### GOAL
Report the number of lines that include "wardrobe", with no additional text.

### Excerpts from a figure dataset
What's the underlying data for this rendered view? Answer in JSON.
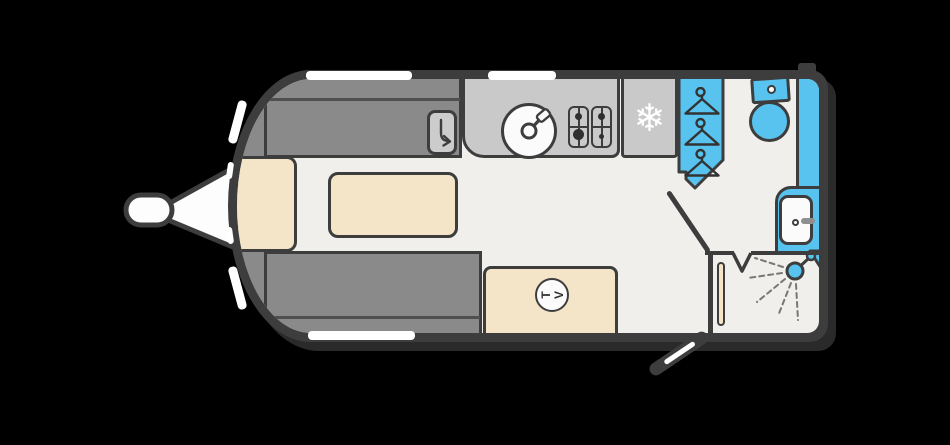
{
  "diagram": {
    "type": "caravan-floorplan",
    "orientation": "hitch-left",
    "areas": [
      "front-lounge",
      "kitchen",
      "wardrobe",
      "washroom",
      "entrance"
    ]
  },
  "canvas": {
    "width": 950,
    "height": 445,
    "background": "#000000"
  },
  "colors": {
    "outline": "#3d3d3d",
    "floor": "#f0efec",
    "sofa_grey": "#8a8a8a",
    "worktop_grey": "#c9c9c9",
    "upholstery_cream": "#f4e4c8",
    "wet_area_blue": "#58c3ee",
    "window_white": "#ffffff"
  },
  "labels": {
    "tv": "TV"
  },
  "icons": {
    "snowflake_glyph": "❄",
    "fridge": "snowflake-icon",
    "wardrobe": "coat-hangers-icon",
    "sink": "round-sink-with-tap-icon",
    "hob": "four-burner-hob-icon",
    "shower": "shower-head-with-spray-icon",
    "storage": "curved-arrow-icon",
    "tv": "tv-circle-badge"
  }
}
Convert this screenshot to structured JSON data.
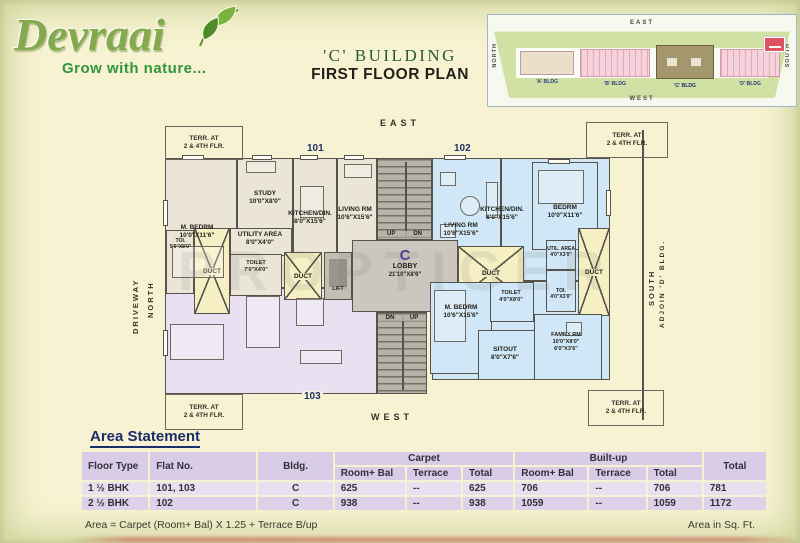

### WRITTEN SOLUTION
2